> _Your task_
Rewrite the items below with every "leader-line" changed to "connector-line", leaving everything else the same.

■ ■ ■ ■ ■

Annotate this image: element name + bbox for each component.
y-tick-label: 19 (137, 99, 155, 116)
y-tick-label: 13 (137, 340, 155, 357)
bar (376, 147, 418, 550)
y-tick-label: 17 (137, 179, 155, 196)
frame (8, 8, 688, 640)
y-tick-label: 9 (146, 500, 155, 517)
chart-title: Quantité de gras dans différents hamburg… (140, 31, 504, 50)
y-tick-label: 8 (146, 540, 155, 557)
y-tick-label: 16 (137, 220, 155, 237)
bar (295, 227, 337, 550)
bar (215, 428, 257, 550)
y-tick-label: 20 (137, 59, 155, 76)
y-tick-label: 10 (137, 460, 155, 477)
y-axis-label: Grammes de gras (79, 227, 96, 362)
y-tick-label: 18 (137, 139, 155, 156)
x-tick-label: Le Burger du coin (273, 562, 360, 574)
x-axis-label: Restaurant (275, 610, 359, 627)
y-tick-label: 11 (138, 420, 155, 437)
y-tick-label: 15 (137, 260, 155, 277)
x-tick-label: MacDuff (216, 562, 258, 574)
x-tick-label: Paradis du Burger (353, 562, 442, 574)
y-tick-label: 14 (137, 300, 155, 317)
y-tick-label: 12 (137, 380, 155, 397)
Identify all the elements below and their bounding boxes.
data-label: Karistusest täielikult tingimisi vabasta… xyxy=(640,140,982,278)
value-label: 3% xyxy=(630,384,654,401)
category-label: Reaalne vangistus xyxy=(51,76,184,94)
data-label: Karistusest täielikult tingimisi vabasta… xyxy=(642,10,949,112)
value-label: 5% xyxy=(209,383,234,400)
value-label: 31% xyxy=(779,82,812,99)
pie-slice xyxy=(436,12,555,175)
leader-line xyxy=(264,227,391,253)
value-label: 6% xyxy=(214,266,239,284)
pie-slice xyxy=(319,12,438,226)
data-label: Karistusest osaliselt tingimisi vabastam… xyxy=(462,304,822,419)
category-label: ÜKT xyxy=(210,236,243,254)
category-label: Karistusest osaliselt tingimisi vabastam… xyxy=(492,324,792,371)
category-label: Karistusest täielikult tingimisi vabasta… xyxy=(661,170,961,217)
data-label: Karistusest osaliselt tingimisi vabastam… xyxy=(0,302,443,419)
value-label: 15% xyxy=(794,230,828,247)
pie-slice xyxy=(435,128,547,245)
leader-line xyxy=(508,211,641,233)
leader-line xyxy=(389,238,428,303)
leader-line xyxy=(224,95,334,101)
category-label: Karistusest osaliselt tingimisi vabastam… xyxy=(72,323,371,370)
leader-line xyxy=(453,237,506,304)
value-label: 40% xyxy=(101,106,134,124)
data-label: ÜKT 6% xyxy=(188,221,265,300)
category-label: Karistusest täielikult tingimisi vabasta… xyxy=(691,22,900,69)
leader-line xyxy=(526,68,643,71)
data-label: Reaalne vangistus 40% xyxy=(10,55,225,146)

■ ■ ■ ■ ■

> _Correct answer_
Annotate this image: element name + bbox for each component.
y-tick-label: 19 (137, 99, 155, 116)
y-tick-label: 13 (137, 340, 155, 357)
bar (376, 147, 418, 550)
y-tick-label: 17 (137, 179, 155, 196)
frame (8, 8, 688, 640)
y-tick-label: 9 (146, 500, 155, 517)
chart-title: Quantité de gras dans différents hamburg… (140, 31, 504, 50)
y-tick-label: 8 (146, 540, 155, 557)
y-tick-label: 16 (137, 220, 155, 237)
bar (295, 227, 337, 550)
bar (215, 428, 257, 550)
y-tick-label: 20 (137, 59, 155, 76)
y-tick-label: 10 (137, 460, 155, 477)
y-axis-label: Grammes de gras (79, 227, 96, 362)
y-tick-label: 18 (137, 139, 155, 156)
x-tick-label: Le Burger du coin (273, 562, 360, 574)
x-axis-label: Restaurant (275, 610, 359, 627)
y-tick-label: 11 (138, 420, 155, 437)
y-tick-label: 15 (137, 260, 155, 277)
x-tick-label: MacDuff (216, 562, 258, 574)
x-tick-label: Paradis du Burger (353, 562, 442, 574)
y-tick-label: 14 (137, 300, 155, 317)
y-tick-label: 12 (137, 380, 155, 397)
Identify all the elements below and their bounding boxes.
data-label: Karistusest täielikult tingimisi vabasta… xyxy=(640,140,982,278)
value-label: 3% xyxy=(630,384,654,401)
category-label: Reaalne vangistus xyxy=(51,76,184,94)
data-label: Karistusest täielikult tingimisi vabasta… xyxy=(642,10,949,112)
value-label: 5% xyxy=(209,383,234,400)
value-label: 31% xyxy=(779,82,812,99)
pie-slice xyxy=(436,12,555,175)
connector-line xyxy=(264,227,391,253)
value-label: 6% xyxy=(214,266,239,284)
pie-slice xyxy=(319,12,438,226)
data-label: Karistusest osaliselt tingimisi vabastam… xyxy=(462,304,822,419)
category-label: ÜKT xyxy=(210,236,243,254)
category-label: Karistusest osaliselt tingimisi vabastam… xyxy=(492,324,792,371)
category-label: Karistusest täielikult tingimisi vabasta… xyxy=(661,170,961,217)
data-label: Karistusest osaliselt tingimisi vabastam… xyxy=(0,302,443,419)
value-label: 15% xyxy=(794,230,828,247)
pie-slice xyxy=(435,128,547,245)
connector-line xyxy=(508,211,641,233)
connector-line xyxy=(389,238,428,303)
connector-line xyxy=(224,95,334,101)
category-label: Karistusest osaliselt tingimisi vabastam… xyxy=(72,323,371,370)
connector-line xyxy=(453,237,506,304)
value-label: 40% xyxy=(101,106,134,124)
data-label: ÜKT 6% xyxy=(188,221,265,300)
category-label: Karistusest täielikult tingimisi vabasta… xyxy=(691,22,900,69)
connector-line xyxy=(526,68,643,71)
data-label: Reaalne vangistus 40% xyxy=(10,55,225,146)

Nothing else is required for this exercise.